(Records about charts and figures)
*-*-*

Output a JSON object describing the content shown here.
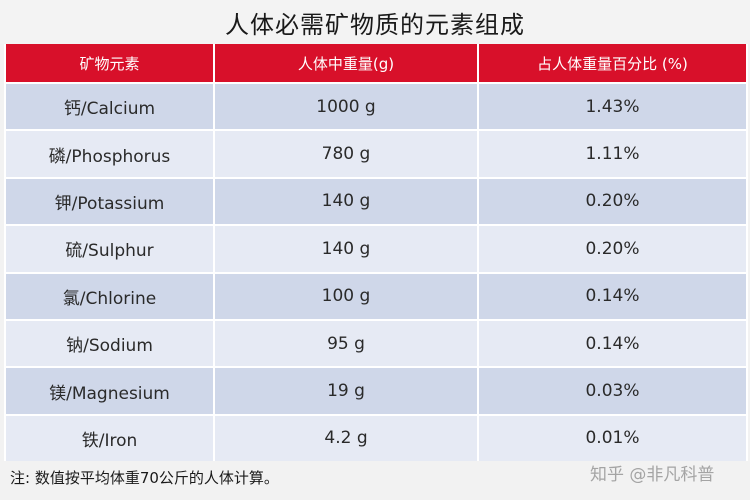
{
  "title": "人体必需矿物质的元素组成",
  "table": {
    "headers": [
      "矿物元素",
      "人体中重量(g)",
      "占人体重量百分比 (%)"
    ],
    "rows": [
      {
        "element": "钙/Calcium",
        "weight": "1000 g",
        "percent": "1.43%"
      },
      {
        "element": "磷/Phosphorus",
        "weight": "780 g",
        "percent": "1.11%"
      },
      {
        "element": "钾/Potassium",
        "weight": "140 g",
        "percent": "0.20%"
      },
      {
        "element": "硫/Sulphur",
        "weight": "140 g",
        "percent": "0.20%"
      },
      {
        "element": "氯/Chlorine",
        "weight": "100 g",
        "percent": "0.14%"
      },
      {
        "element": "钠/Sodium",
        "weight": "95 g",
        "percent": "0.14%"
      },
      {
        "element": "镁/Magnesium",
        "weight": "19 g",
        "percent": "0.03%"
      },
      {
        "element": "铁/Iron",
        "weight": "4.2 g",
        "percent": "0.01%"
      }
    ]
  },
  "note": "注:  数值按平均体重70公斤的人体计算。",
  "watermark": "知乎 @非凡科普"
}
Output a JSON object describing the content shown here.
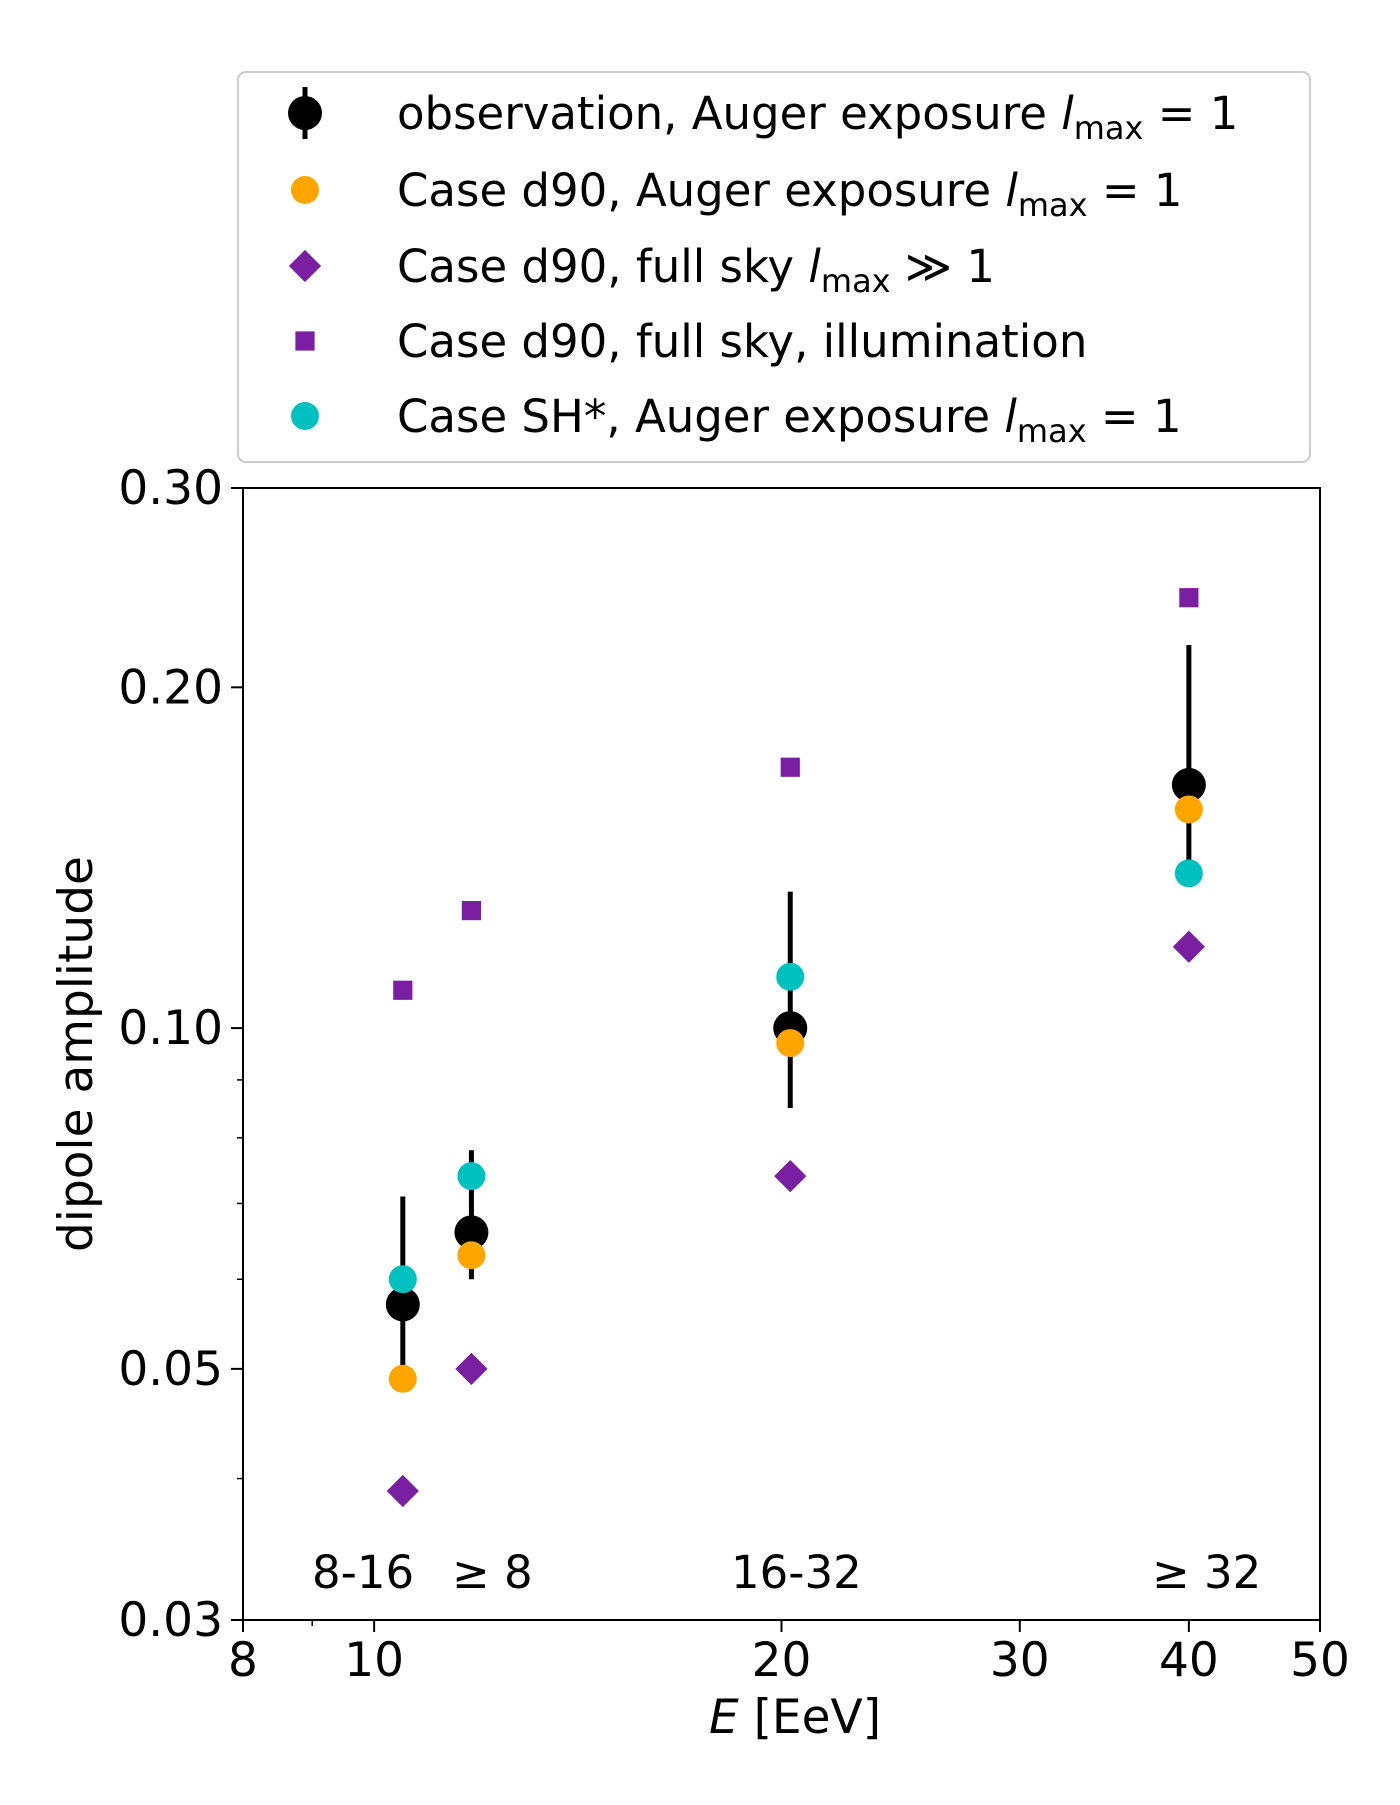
{
  "chart_data": {
    "type": "scatter",
    "title": "",
    "xlabel": {
      "var": "E",
      "unit": " [EeV]"
    },
    "ylabel": "dipole amplitude",
    "xscale": "log",
    "yscale": "log",
    "xlim": [
      8,
      50
    ],
    "ylim": [
      0.03,
      0.3
    ],
    "xticks": [
      8,
      10,
      20,
      30,
      40,
      50
    ],
    "xtick_labels": [
      "8",
      "10",
      "20",
      "30",
      "40",
      "50"
    ],
    "yticks": [
      0.03,
      0.05,
      0.1,
      0.2,
      0.3
    ],
    "ytick_labels": [
      "0.03",
      "0.05",
      "0.10",
      "0.20",
      "0.30"
    ],
    "y_minor_ticks": [
      0.04,
      0.06,
      0.07,
      0.08,
      0.09
    ],
    "x_minor_ticks": [
      9
    ],
    "grid": false,
    "legend_position": "top (above plot)",
    "energy_bins": [
      "8-16",
      "≥ 8",
      "16-32",
      "≥ 32"
    ],
    "series": [
      {
        "name": "observation, Auger exposure",
        "lmax_suffix": "= 1",
        "marker": "circle-errorbar",
        "color": "#000000",
        "x": [
          10.5,
          11.8,
          20.3,
          40.0
        ],
        "y": [
          0.057,
          0.066,
          0.1,
          0.164
        ],
        "yerr_low": [
          0.05,
          0.06,
          0.085,
          0.135
        ],
        "yerr_high": [
          0.071,
          0.078,
          0.132,
          0.218
        ]
      },
      {
        "name": "Case d90, Auger exposure",
        "lmax_suffix": "= 1",
        "marker": "circle",
        "color": "#FFA500",
        "x": [
          10.5,
          11.8,
          20.3,
          40.0
        ],
        "y": [
          0.049,
          0.063,
          0.097,
          0.156
        ]
      },
      {
        "name": "Case d90, full sky",
        "lmax_suffix": "≫ 1",
        "marker": "diamond",
        "color": "#7B1FA2",
        "x": [
          10.5,
          11.8,
          20.3,
          40.0
        ],
        "y": [
          0.039,
          0.05,
          0.074,
          0.118
        ]
      },
      {
        "name": "Case d90, full sky, illumination",
        "lmax_suffix": "",
        "marker": "square",
        "color": "#7B1FA2",
        "x": [
          10.5,
          11.8,
          20.3,
          40.0
        ],
        "y": [
          0.108,
          0.127,
          0.17,
          0.24
        ]
      },
      {
        "name": "Case SH*, Auger exposure",
        "lmax_suffix": "= 1",
        "marker": "circle",
        "color": "#00BFBF",
        "x": [
          10.5,
          11.8,
          20.3,
          40.0
        ],
        "y": [
          0.06,
          0.074,
          0.111,
          0.137
        ]
      }
    ]
  }
}
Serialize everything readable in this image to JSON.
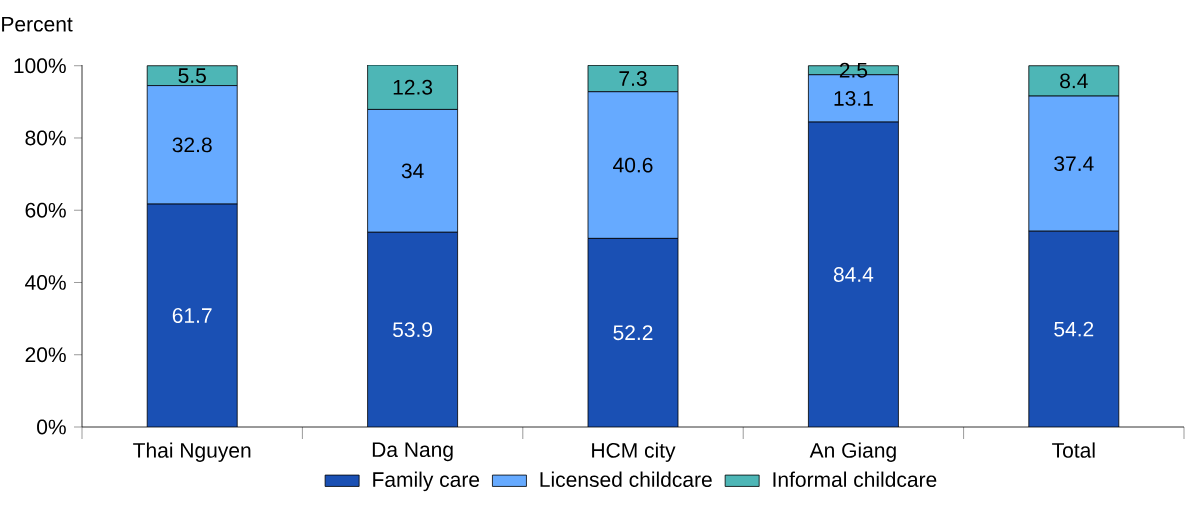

*-*-*

▸ **EXERCISE DESCRIPTION**
Your job is to transcribe the entries above exactly; skip the pictures.

▸ **THE OUTPUT**
Output a JSON object describing the content shown here.
{
  "title": "人体必需矿物质的元素组成",
  "table": {
    "headers": [
      "矿物元素",
      "人体中重量(g)",
      "占人体重量百分比 (%)"
    ],
    "rows": [
      {
        "element": "钙/Calcium",
        "weight": "1000 g",
        "percent": "1.43%"
      },
      {
        "element": "磷/Phosphorus",
        "weight": "780 g",
        "percent": "1.11%"
      },
      {
        "element": "钾/Potassium",
        "weight": "140 g",
        "percent": "0.20%"
      },
      {
        "element": "硫/Sulphur",
        "weight": "140 g",
        "percent": "0.20%"
      },
      {
        "element": "氯/Chlorine",
        "weight": "100 g",
        "percent": "0.14%"
      },
      {
        "element": "钠/Sodium",
        "weight": "95 g",
        "percent": "0.14%"
      },
      {
        "element": "镁/Magnesium",
        "weight": "19 g",
        "percent": "0.03%"
      },
      {
        "element": "铁/Iron",
        "weight": "4.2 g",
        "percent": "0.01%"
      }
    ]
  },
  "note": "注:  数值按平均体重70公斤的人体计算。",
  "watermark": "知乎 @非凡科普"
}
Output a JSON object describing the content shown here.
{
  "chart_data": {
    "type": "scatter",
    "title": "",
    "xlabel": {
      "var": "E",
      "unit": " [EeV]"
    },
    "ylabel": "dipole amplitude",
    "xscale": "log",
    "yscale": "log",
    "xlim": [
      8,
      50
    ],
    "ylim": [
      0.03,
      0.3
    ],
    "xticks": [
      8,
      10,
      20,
      30,
      40,
      50
    ],
    "xtick_labels": [
      "8",
      "10",
      "20",
      "30",
      "40",
      "50"
    ],
    "yticks": [
      0.03,
      0.05,
      0.1,
      0.2,
      0.3
    ],
    "ytick_labels": [
      "0.03",
      "0.05",
      "0.10",
      "0.20",
      "0.30"
    ],
    "y_minor_ticks": [
      0.04,
      0.06,
      0.07,
      0.08,
      0.09
    ],
    "x_minor_ticks": [
      9
    ],
    "grid": false,
    "legend_position": "top (above plot)",
    "energy_bins": [
      "8-16",
      "≥ 8",
      "16-32",
      "≥ 32"
    ],
    "series": [
      {
        "name": "observation, Auger exposure",
        "lmax_suffix": "= 1",
        "marker": "circle-errorbar",
        "color": "#000000",
        "x": [
          10.5,
          11.8,
          20.3,
          40.0
        ],
        "y": [
          0.057,
          0.066,
          0.1,
          0.164
        ],
        "yerr_low": [
          0.05,
          0.06,
          0.085,
          0.135
        ],
        "yerr_high": [
          0.071,
          0.078,
          0.132,
          0.218
        ]
      },
      {
        "name": "Case d90, Auger exposure",
        "lmax_suffix": "= 1",
        "marker": "circle",
        "color": "#FFA500",
        "x": [
          10.5,
          11.8,
          20.3,
          40.0
        ],
        "y": [
          0.049,
          0.063,
          0.097,
          0.156
        ]
      },
      {
        "name": "Case d90, full sky",
        "lmax_suffix": "≫ 1",
        "marker": "diamond",
        "color": "#7B1FA2",
        "x": [
          10.5,
          11.8,
          20.3,
          40.0
        ],
        "y": [
          0.039,
          0.05,
          0.074,
          0.118
        ]
      },
      {
        "name": "Case d90, full sky, illumination",
        "lmax_suffix": "",
        "marker": "square",
        "color": "#7B1FA2",
        "x": [
          10.5,
          11.8,
          20.3,
          40.0
        ],
        "y": [
          0.108,
          0.127,
          0.17,
          0.24
        ]
      },
      {
        "name": "Case SH*, Auger exposure",
        "lmax_suffix": "= 1",
        "marker": "circle",
        "color": "#00BFBF",
        "x": [
          10.5,
          11.8,
          20.3,
          40.0
        ],
        "y": [
          0.06,
          0.074,
          0.111,
          0.137
        ]
      }
    ]
  }
}
Serialize everything readable in this image to JSON.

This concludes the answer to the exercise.